(Stored data)
------------------------------------------------------------------------
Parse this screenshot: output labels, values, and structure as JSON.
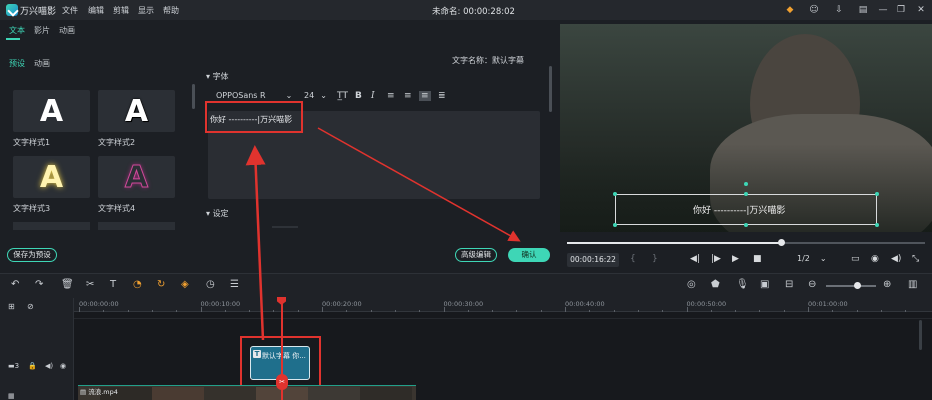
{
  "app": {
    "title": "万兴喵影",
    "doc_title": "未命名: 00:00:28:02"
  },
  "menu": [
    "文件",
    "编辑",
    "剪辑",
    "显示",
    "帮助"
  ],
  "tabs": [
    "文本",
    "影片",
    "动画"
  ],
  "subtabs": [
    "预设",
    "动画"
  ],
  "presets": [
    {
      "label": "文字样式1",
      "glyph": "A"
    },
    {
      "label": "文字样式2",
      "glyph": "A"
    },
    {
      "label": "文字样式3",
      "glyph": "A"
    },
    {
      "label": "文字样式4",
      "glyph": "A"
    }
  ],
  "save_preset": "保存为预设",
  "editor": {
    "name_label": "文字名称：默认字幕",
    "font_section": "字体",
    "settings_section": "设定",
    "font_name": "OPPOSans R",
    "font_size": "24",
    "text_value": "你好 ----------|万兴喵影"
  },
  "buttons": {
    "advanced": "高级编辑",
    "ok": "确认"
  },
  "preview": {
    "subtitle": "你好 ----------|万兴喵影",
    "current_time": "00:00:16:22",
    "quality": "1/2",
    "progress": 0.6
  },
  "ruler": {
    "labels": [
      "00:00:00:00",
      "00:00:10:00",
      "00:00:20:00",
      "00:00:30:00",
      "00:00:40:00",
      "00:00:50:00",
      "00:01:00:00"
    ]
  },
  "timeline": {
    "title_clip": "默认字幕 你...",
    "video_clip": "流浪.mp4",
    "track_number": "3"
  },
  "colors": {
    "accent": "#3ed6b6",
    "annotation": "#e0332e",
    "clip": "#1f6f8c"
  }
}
------------------------------------------------------------------------
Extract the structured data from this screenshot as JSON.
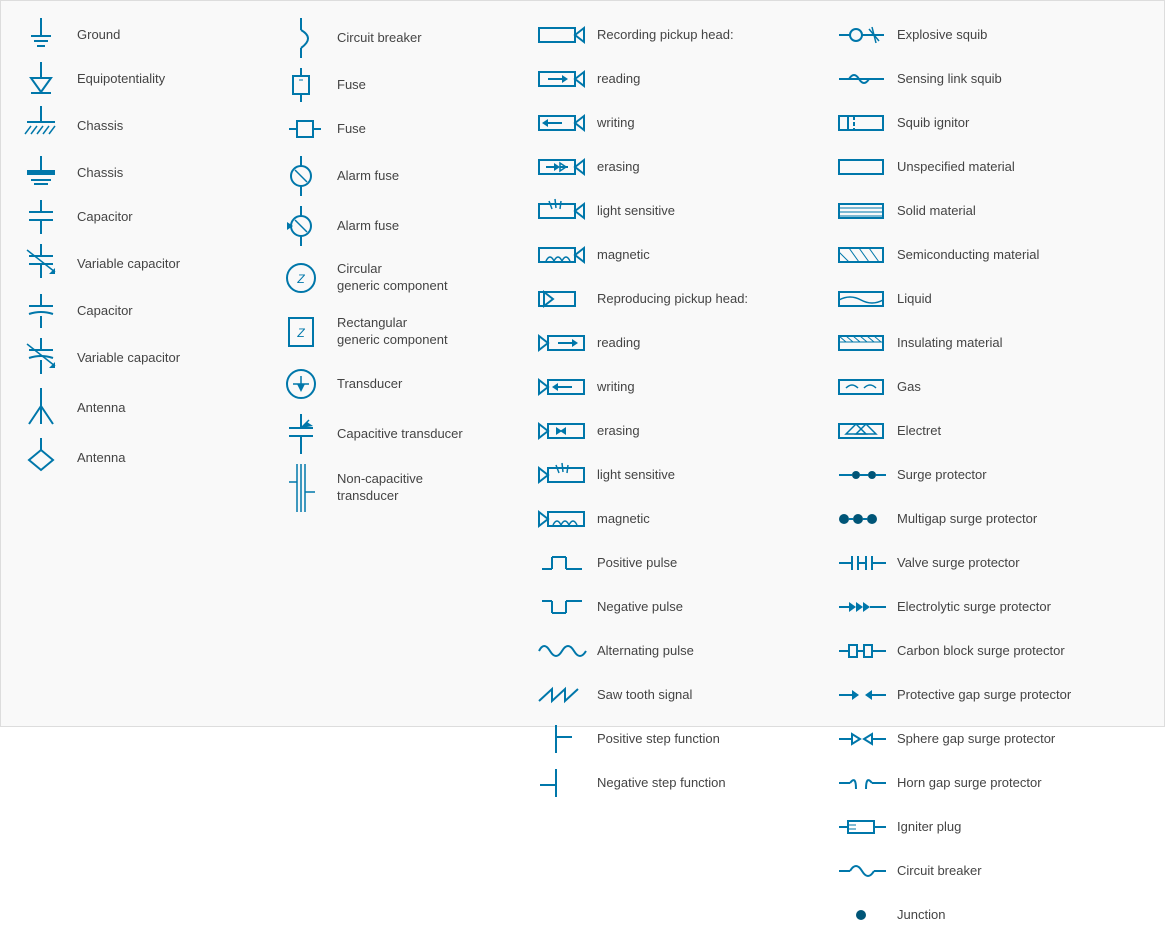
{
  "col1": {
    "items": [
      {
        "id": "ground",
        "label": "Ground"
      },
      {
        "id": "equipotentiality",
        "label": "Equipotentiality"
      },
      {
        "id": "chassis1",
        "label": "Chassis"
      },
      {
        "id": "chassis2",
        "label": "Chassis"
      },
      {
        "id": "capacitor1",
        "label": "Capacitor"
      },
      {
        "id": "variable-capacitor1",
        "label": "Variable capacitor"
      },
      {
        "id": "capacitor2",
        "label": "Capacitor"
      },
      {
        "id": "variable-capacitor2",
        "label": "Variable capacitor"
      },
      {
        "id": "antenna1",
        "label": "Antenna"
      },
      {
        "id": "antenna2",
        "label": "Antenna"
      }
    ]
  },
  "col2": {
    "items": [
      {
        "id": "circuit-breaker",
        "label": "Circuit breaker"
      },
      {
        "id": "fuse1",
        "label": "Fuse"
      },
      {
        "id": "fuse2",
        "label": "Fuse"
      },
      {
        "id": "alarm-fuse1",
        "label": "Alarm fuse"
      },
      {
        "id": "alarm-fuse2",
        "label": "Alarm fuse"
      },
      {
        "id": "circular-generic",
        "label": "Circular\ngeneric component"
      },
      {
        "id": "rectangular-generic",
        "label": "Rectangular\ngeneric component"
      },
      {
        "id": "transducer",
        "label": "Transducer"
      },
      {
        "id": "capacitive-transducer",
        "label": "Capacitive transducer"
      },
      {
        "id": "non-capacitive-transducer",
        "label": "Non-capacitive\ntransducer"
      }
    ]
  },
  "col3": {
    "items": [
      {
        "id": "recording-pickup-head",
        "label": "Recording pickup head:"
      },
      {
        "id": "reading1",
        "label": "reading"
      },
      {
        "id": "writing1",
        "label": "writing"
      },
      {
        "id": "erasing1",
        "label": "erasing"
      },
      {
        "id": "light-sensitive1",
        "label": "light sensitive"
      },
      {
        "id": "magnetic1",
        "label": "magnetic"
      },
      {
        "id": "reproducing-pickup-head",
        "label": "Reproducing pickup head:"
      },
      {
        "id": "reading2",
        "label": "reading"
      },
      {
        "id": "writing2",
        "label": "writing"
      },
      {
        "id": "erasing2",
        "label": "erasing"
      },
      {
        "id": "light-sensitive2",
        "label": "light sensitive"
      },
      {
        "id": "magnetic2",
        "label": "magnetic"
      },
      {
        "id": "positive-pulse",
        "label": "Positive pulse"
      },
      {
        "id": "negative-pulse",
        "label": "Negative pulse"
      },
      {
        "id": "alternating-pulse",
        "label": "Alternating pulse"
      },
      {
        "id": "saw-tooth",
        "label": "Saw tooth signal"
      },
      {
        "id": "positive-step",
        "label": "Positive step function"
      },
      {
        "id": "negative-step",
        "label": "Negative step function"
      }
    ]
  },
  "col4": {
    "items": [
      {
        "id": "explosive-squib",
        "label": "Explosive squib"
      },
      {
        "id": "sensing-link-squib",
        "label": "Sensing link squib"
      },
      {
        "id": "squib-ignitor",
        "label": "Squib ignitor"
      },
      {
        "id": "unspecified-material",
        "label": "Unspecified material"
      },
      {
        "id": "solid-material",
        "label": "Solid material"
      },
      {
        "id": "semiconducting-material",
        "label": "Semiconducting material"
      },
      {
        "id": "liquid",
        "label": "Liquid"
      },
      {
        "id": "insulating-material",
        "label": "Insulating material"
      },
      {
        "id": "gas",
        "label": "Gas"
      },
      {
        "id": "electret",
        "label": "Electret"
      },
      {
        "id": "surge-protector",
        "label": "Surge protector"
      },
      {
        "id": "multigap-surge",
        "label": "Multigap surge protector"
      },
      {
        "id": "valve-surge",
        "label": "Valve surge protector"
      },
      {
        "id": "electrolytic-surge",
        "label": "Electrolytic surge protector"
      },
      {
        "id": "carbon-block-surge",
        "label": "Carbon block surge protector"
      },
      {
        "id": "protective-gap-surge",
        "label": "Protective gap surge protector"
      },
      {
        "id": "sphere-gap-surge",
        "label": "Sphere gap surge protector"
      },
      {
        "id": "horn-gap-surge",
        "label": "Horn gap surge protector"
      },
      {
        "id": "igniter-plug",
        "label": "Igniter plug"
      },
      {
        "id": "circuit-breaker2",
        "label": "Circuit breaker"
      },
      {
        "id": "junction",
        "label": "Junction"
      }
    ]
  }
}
------------------------------------------------------------------------
§ EXERCISE TASK
Pull out each line of the entries that contains "ngeneric".

§ COMPLETED EXERCISE
        "label": "Circular\ngeneric component"
        "label": "Rectangular\ngeneric component"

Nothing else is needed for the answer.